* Begin Given entries *

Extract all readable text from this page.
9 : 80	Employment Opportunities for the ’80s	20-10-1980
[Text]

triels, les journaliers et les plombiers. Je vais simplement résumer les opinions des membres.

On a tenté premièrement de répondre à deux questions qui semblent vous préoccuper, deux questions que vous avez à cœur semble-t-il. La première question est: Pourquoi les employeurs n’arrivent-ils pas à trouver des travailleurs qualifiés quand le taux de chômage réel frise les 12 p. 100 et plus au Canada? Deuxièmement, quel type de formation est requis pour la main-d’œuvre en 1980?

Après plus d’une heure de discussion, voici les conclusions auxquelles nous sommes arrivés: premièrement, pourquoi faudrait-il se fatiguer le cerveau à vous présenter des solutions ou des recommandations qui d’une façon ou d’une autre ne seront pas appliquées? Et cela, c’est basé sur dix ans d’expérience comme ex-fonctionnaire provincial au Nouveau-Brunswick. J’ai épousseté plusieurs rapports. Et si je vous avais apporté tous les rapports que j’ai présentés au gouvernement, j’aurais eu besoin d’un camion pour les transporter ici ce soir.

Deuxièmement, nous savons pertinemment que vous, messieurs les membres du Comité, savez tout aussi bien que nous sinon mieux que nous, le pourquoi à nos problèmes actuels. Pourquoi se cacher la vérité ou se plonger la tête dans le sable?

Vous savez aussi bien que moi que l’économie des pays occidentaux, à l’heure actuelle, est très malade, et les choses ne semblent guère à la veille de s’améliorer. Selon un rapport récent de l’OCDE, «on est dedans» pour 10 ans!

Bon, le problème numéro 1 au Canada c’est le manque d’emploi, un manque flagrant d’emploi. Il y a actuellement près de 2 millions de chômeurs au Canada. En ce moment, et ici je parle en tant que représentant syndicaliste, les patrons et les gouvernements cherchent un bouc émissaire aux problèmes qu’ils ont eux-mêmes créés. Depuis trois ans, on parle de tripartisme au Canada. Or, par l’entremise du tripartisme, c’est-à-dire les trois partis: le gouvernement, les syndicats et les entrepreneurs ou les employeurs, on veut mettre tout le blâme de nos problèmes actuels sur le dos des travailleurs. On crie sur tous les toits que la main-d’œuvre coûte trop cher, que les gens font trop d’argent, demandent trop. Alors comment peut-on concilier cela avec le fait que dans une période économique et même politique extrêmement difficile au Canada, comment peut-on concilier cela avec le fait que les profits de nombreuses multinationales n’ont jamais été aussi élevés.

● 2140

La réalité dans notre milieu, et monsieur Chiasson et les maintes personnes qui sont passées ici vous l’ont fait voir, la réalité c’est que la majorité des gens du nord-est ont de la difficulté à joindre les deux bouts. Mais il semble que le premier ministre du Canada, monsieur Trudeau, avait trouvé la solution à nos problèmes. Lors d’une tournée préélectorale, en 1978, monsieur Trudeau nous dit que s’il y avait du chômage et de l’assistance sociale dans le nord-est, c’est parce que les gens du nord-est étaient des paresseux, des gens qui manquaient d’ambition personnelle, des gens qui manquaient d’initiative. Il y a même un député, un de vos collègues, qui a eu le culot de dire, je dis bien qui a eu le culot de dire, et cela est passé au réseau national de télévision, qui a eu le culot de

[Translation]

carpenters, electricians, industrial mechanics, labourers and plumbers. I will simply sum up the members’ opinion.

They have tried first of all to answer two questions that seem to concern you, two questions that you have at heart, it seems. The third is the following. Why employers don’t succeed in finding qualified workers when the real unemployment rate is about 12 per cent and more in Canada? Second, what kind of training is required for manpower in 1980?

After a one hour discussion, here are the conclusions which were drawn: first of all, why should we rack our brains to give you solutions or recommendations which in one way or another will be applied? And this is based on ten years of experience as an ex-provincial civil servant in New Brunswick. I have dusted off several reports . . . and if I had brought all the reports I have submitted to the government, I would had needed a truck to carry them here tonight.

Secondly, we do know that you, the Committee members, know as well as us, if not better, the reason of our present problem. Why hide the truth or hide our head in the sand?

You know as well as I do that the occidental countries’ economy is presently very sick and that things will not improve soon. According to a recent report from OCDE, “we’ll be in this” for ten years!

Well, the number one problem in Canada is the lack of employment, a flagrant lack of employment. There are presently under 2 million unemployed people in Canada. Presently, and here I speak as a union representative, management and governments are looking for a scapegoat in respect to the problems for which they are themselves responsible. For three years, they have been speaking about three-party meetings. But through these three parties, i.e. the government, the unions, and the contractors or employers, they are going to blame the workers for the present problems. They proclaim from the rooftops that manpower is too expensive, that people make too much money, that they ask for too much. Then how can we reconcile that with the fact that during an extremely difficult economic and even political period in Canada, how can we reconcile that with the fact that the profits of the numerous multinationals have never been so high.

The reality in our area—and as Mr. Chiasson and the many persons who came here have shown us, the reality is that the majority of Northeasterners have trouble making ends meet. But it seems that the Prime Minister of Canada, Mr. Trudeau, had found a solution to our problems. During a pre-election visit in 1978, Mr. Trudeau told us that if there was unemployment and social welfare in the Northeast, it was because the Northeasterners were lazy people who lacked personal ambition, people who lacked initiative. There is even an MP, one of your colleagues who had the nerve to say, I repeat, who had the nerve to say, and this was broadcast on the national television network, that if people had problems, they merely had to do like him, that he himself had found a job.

* End Given entries *

→ Task requirements:
Find each line in the records holding the string "membres" and show it.

→ In response:
triels, les journaliers et les plombiers. Je vais simplement résumer les opinions des membres.
Deuxièmement, nous savons pertinemment que vous, messieurs les membres du Comité, savez tout aussi bien que nous sinon mieux que nous, le pourquoi à nos problèmes actuels. Pourquoi se cacher la vérité ou se plonger la tête dans le sable?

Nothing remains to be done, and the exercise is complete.